◆ Task directions: Pull out every line with the word "ночная" from the entries below.

◆ Stored records:
>> BEGIN
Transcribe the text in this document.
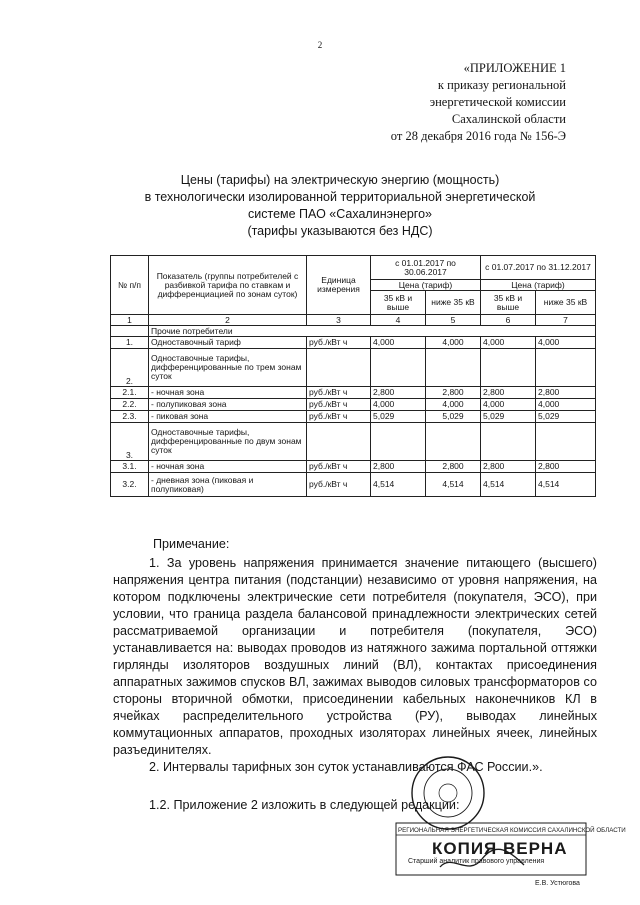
2
«ПРИЛОЖЕНИЕ 1
к приказу региональной
энергетической комиссии
Сахалинской области
от 28 декабря 2016 года № 156-Э
Цены (тарифы) на электрическую энергию (мощность)
в технологически изолированной территориальной энергетической
системе ПАО «Сахалинэнерго»
(тарифы указываются без НДС)
№ п/п	Показатель (группы потребителей с разбивкой тарифа по ставкам и дифференциацией по зонам суток)	Единица измерения	с 01.01.2017 по 30.06.2017		с 01.07.2017 по 31.12.2017	

			Цена (тариф)		Цена (тариф)	
			35 кВ и выше	ниже 35 кВ	35 кВ и выше	ниже 35 кВ
1	2	3	4	5	6	7
	Прочие потребители					
1.	Одноставочный тариф	руб./кВт ч	4,000	4,000	4,000	4,000
2.	Одноставочные тарифы, дифференцированные по трем зонам суток					
2.1.	- ночная зона	руб./кВт ч	2,800	2,800	2,800	2,800
2.2.	- полупиковая зона	руб./кВт ч	4,000	4,000	4,000	4,000
2.3.	- пиковая зона	руб./кВт ч	5,029	5,029	5,029	5,029
3.	Одноставочные тарифы, дифференцированные по двум зонам суток					
3.1.	- ночная зона	руб./кВт ч	2,800	2,800	2,800	2,800
3.2.	- дневная зона (пиковая и полупиковая)	руб./кВт ч	4,514	4,514	4,514	4,514
Примечание:
1. За уровень напряжения принимается значение питающего (высшего) напряжения центра питания (подстанции) независимо от уровня напряжения, на котором подключены электрические сети потребителя (покупателя, ЭСО), при условии, что граница раздела балансовой принадлежности электрических сетей рассматриваемой организации и потребителя (покупателя, ЭСО) устанавливается на: выводах проводов из натяжного зажима портальной оттяжки гирлянды изоляторов воздушных линий (ВЛ), контактах присоединения аппаратных зажимов спусков ВЛ, зажимах выводов силовых трансформаторов со стороны вторичной обмотки, присоединении кабельных наконечников КЛ в ячейках распределительного устройства (РУ), выводах линейных коммутационных аппаратов, проходных изоляторах линейных ячеек, линейных разъединителях.
2. Интервалы тарифных зон суток устанавливаются ФАС России.».
1.2. Приложение 2 изложить в следующей редакции:
РЕГИОНАЛЬНАЯ ЭНЕРГЕТИЧЕСКАЯ КОМИССИЯ САХАЛИНСКОЙ ОБЛАСТИ
КОПИЯ ВЕРНА
Старший аналитик правового управления
Е.В. Устюгова
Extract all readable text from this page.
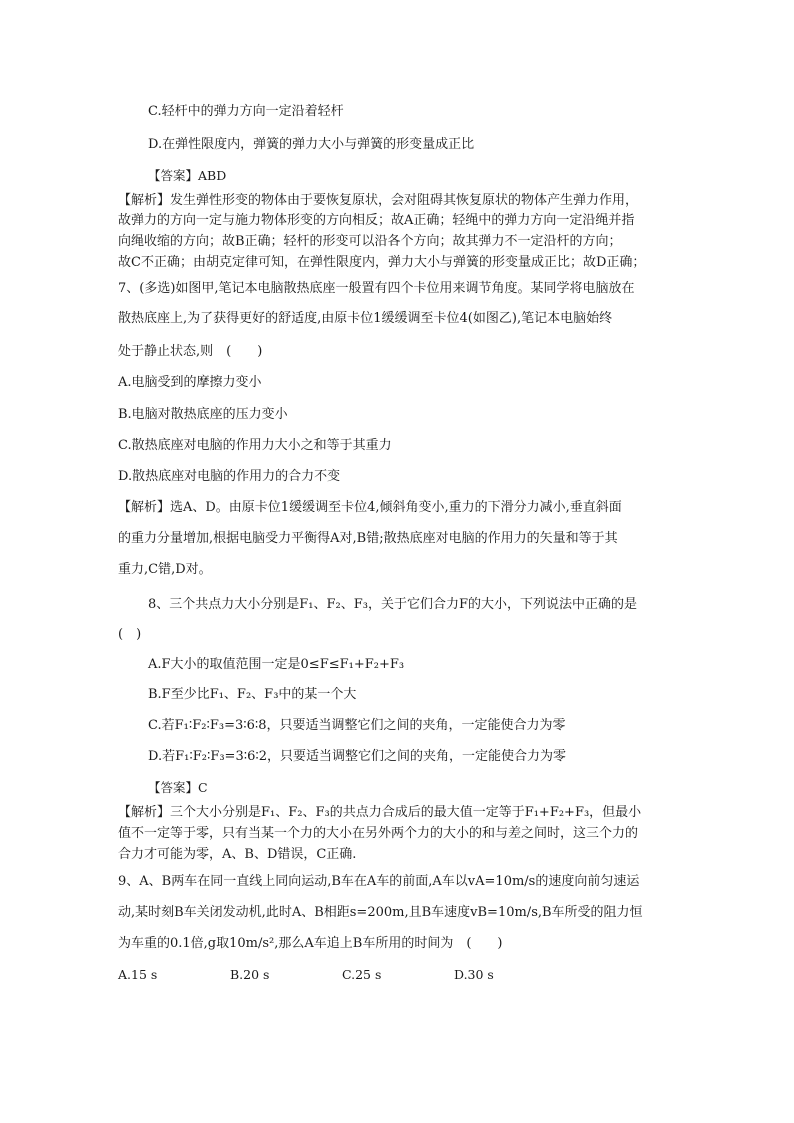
C.轻杆中的弹力方向一定沿着轻杆
D.在弹性限度内，弹簧的弹力大小与弹簧的形变量成正比
【答案】ABD
【解析】发生弹性形变的物体由于要恢复原状，会对阻碍其恢复原状的物体产生弹力作用，
故弹力的方向一定与施力物体形变的方向相反；故A正确；轻绳中的弹力方向一定沿绳并指
向绳收缩的方向；故B正确；轻杆的形变可以沿各个方向；故其弹力不一定沿杆的方向；
故C不正确；由胡克定律可知，在弹性限度内，弹力大小与弹簧的形变量成正比；故D正确；
7、(多选)如图甲,笔记本电脑散热底座一般置有四个卡位用来调节角度。某同学将电脑放在
散热底座上,为了获得更好的舒适度,由原卡位1缓缓调至卡位4(如图乙),笔记本电脑始终
处于静止状态,则　(　　)
A.电脑受到的摩擦力变小
B.电脑对散热底座的压力变小
C.散热底座对电脑的作用力大小之和等于其重力
D.散热底座对电脑的作用力的合力不变
【解析】选A、D。由原卡位1缓缓调至卡位4,倾斜角变小,重力的下滑分力减小,垂直斜面
的重力分量增加,根据电脑受力平衡得A对,B错;散热底座对电脑的作用力的矢量和等于其
重力,C错,D对。
8、三个共点力大小分别是F₁、F₂、F₃，关于它们合力F的大小，下列说法中正确的是
(　)
A.F大小的取值范围一定是0≤F≤F₁+F₂+F₃
B.F至少比F₁、F₂、F₃中的某一个大
C.若F₁∶F₂∶F₃=3∶6∶8，只要适当调整它们之间的夹角，一定能使合力为零
D.若F₁∶F₂∶F₃=3∶6∶2，只要适当调整它们之间的夹角，一定能使合力为零
【答案】C
【解析】三个大小分别是F₁、F₂、F₃的共点力合成后的最大值一定等于F₁+F₂+F₃，但最小
值不一定等于零，只有当某一个力的大小在另外两个力的大小的和与差之间时，这三个力的
合力才可能为零，A、B、D错误，C正确.
9、A、B两车在同一直线上同向运动,B车在A车的前面,A车以vA=10m/s的速度向前匀速运
动,某时刻B车关闭发动机,此时A、B相距s=200m,且B车速度vB=10m/s,B车所受的阻力恒
为车重的0.1倍,g取10m/s²,那么A车追上B车所用的时间为　(　　)
A.15 s	B.20 s	C.25 s	D.30 s
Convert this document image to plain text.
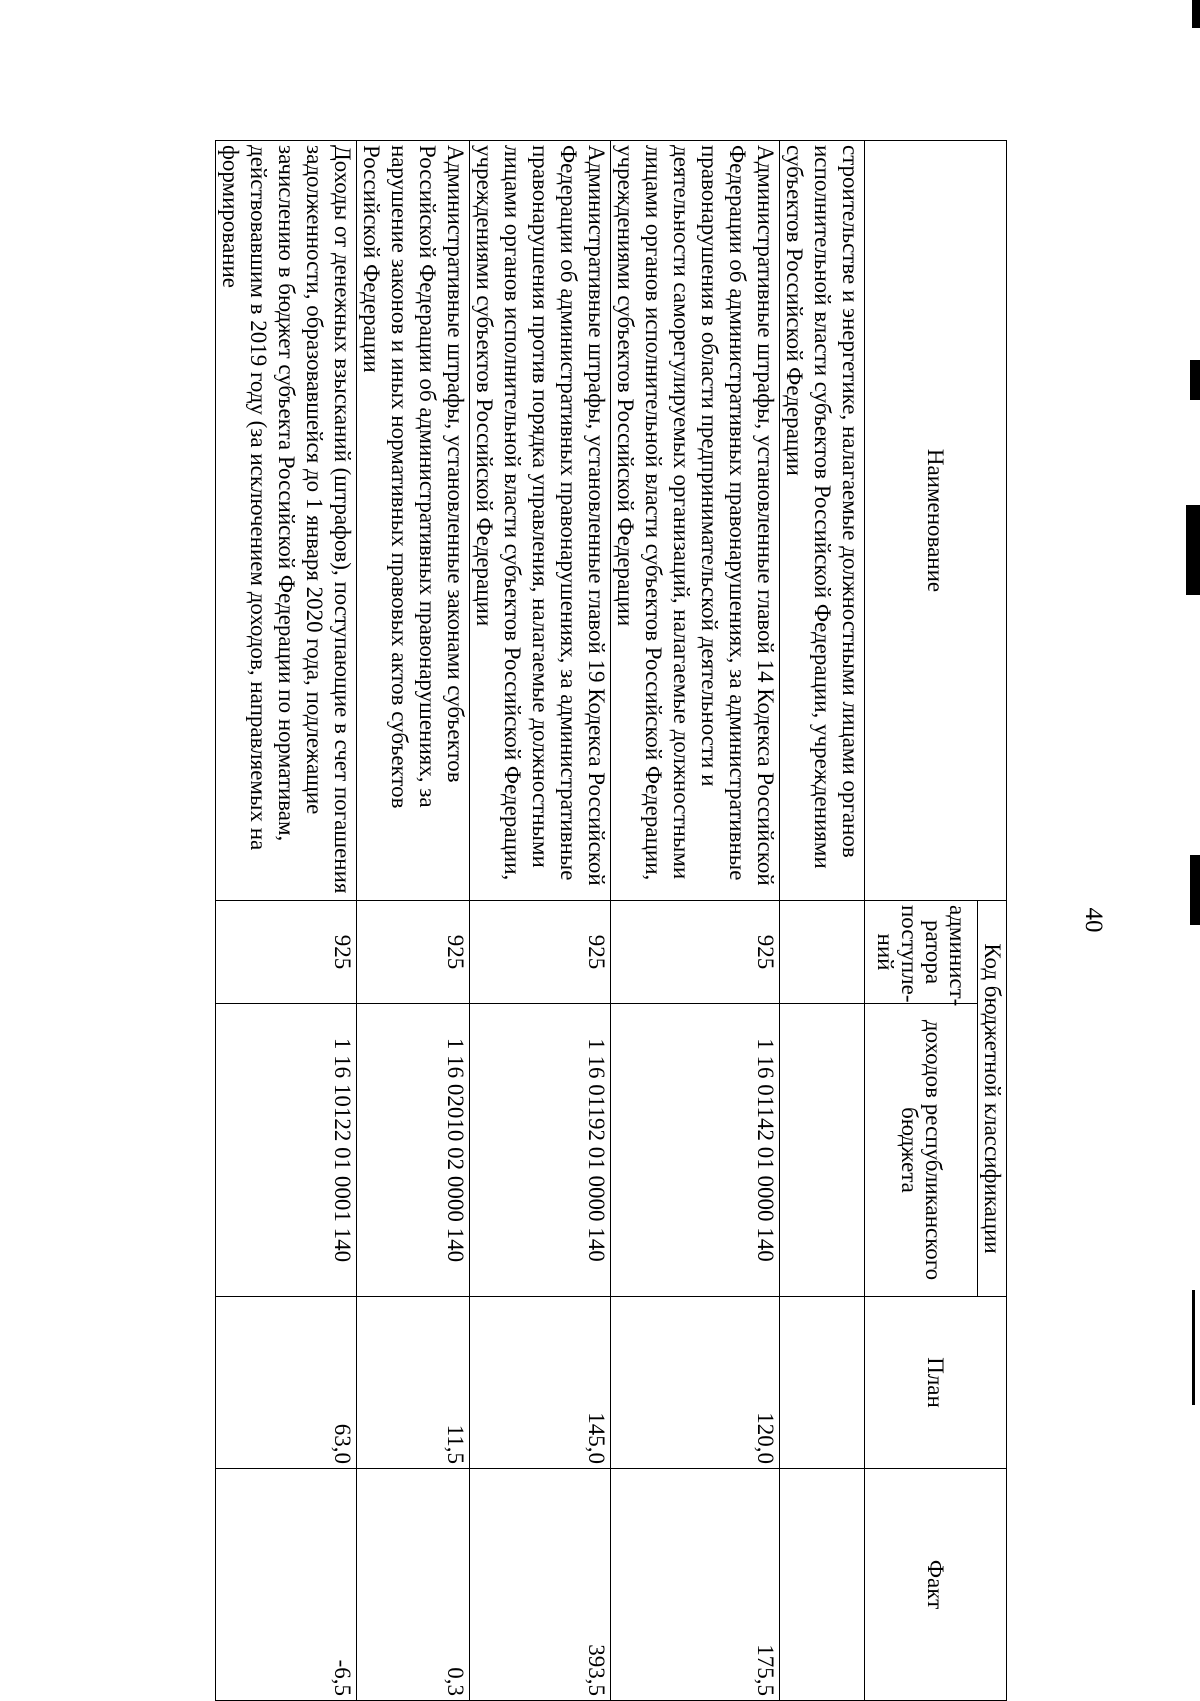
40
Наименование	Код бюджетной классификации		План	Факт
	админист-ратора поступле-ний	доходов республиканского бюджета		
строительстве и энергетике, налагаемые должностными лицами органов исполнительной власти субъектов Российской Федерации, учреждениями субъектов Российской Федерации				
Административные штрафы, установленные главой 14 Кодекса Российской Федерации об административных правонарушениях, за административные правонарушения в области предпринимательской деятельности и деятельности саморегулируемых организаций, налагаемые должностными лицами органов исполнительной власти субъектов Российской Федерации, учреждениями субъектов Российской Федерации	925	1 16 01142 01 0000 140	120,0	175,5
Административные штрафы, установленные главой 19 Кодекса Российской Федерации об административных правонарушениях, за административные правонарушения против порядка управления, налагаемые должностными лицами органов исполнительной власти субъектов Российской Федерации, учреждениями субъектов Российской Федерации	925	1 16 01192 01 0000 140	145,0	393,5
Административные штрафы, установленные законами субъектов Российской Федерации об административных правонарушениях, за нарушение законов и иных нормативных правовых актов субъектов Российской Федерации	925	1 16 02010 02 0000 140	11,5	0,3
Доходы от денежных взысканий (штрафов), поступающие в счет погашения задолженности, образовавшейся до 1 января 2020 года, подлежащие зачислению в бюджет субъекта Российской Федерации по нормативам, действовавшим в 2019 году (за исключением доходов, направляемых на формирование	925	1 16 10122 01 0001 140	63,0	-6,5
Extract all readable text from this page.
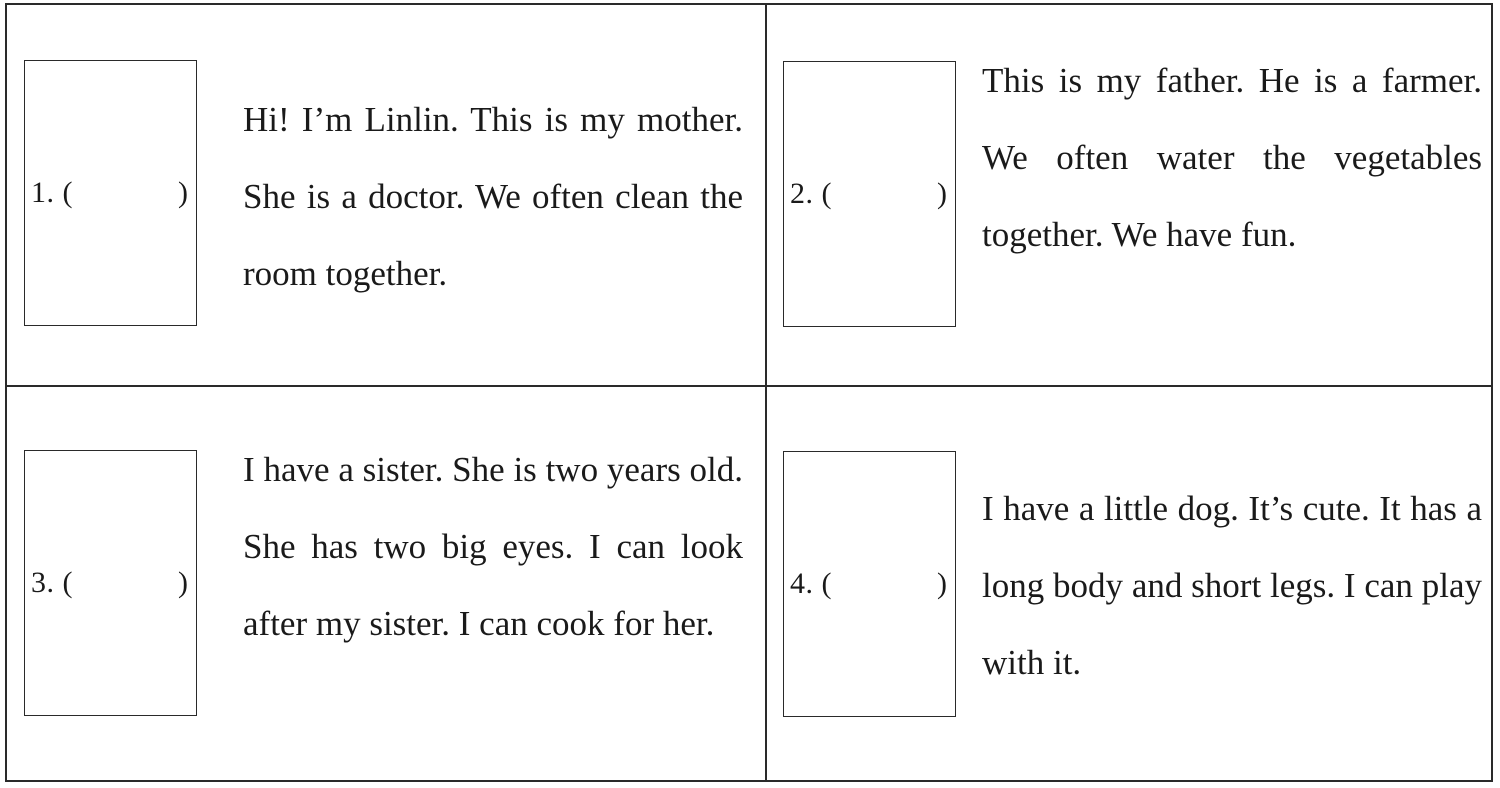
1. (	)

Hi! I’m Linlin. This is my mother. She is a doctor. We often clean the room together.

2. (	)

This is my father. He is a farmer. We often water the vegetables together. We have fun.

3. (	)

I have a sister. She is two years old. She has two big eyes. I can look after my sister. I can cook for her.

4. (	)

I have a little dog. It’s cute. It has a long body and short legs. I can play with it.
>> END
◆ Solution to this problem:
2.1.	- ночная зона	руб./кВт ч	2,800	2,800	2,800	2,800
3.1.	- ночная зона	руб./кВт ч	2,800	2,800	2,800	2,800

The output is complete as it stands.